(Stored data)

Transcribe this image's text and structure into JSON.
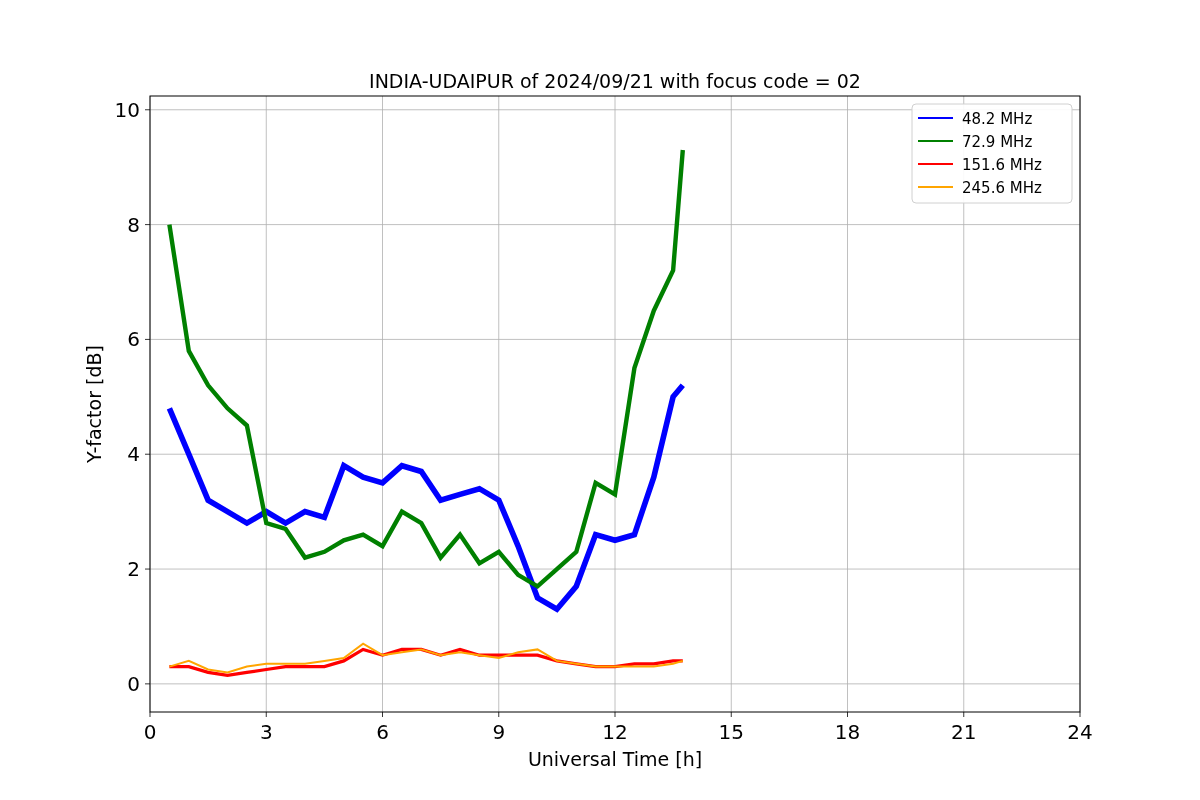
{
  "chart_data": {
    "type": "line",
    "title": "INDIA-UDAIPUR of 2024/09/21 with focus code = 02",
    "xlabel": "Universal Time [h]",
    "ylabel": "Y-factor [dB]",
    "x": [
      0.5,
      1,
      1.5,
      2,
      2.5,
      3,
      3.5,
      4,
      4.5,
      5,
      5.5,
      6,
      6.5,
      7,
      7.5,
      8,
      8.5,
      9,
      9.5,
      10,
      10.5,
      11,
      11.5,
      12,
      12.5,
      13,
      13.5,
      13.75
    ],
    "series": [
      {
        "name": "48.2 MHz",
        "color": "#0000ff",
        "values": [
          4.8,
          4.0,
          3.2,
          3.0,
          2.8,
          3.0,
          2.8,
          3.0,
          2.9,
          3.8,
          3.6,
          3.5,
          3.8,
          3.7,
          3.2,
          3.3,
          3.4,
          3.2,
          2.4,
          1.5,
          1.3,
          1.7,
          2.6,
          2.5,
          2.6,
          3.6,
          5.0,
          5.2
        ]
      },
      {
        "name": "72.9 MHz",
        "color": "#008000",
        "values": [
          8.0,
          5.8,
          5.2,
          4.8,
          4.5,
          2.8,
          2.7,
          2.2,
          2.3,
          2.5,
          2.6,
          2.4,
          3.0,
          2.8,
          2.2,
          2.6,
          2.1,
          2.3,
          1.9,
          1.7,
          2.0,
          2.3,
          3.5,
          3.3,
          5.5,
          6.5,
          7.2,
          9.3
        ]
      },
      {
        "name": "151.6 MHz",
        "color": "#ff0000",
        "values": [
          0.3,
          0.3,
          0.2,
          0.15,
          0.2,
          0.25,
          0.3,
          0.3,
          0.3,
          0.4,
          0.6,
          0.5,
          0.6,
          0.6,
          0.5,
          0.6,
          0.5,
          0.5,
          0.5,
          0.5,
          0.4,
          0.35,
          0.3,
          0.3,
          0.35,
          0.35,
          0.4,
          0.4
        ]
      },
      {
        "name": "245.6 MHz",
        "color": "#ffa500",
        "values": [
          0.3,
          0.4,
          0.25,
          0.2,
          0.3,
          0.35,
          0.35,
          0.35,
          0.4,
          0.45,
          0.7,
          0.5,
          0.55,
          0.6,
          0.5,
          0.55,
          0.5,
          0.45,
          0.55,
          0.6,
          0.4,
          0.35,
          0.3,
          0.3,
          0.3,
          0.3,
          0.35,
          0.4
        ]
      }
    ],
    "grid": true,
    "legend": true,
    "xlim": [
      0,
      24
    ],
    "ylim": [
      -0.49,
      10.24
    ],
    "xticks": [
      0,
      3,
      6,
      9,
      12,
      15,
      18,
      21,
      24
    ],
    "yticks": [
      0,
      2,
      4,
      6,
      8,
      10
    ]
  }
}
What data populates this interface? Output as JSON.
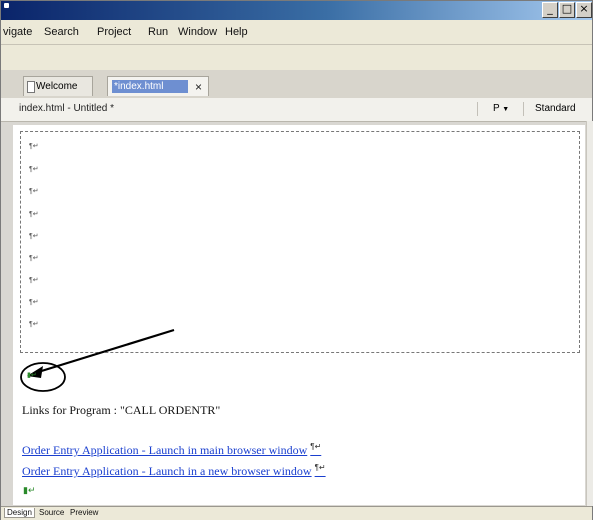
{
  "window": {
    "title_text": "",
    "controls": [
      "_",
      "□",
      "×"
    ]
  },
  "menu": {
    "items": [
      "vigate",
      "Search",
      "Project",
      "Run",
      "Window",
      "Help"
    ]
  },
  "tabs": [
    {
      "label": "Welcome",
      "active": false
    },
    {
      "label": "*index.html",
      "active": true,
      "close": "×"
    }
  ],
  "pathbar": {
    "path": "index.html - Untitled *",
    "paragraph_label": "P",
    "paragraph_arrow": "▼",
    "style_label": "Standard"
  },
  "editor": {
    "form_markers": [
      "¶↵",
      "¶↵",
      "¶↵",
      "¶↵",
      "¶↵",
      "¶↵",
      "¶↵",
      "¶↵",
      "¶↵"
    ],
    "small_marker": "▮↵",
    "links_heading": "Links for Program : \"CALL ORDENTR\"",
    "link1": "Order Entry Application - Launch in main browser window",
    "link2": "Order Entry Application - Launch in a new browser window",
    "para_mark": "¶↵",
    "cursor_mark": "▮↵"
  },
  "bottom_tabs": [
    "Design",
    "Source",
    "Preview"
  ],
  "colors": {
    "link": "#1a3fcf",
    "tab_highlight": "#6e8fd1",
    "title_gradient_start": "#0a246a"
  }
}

## Set task
Wherever a line in the data above holds "browser", copy that line.

## In response
    "link1": "Order Entry Application - Launch in main browser window",
    "link2": "Order Entry Application - Launch in a new browser window",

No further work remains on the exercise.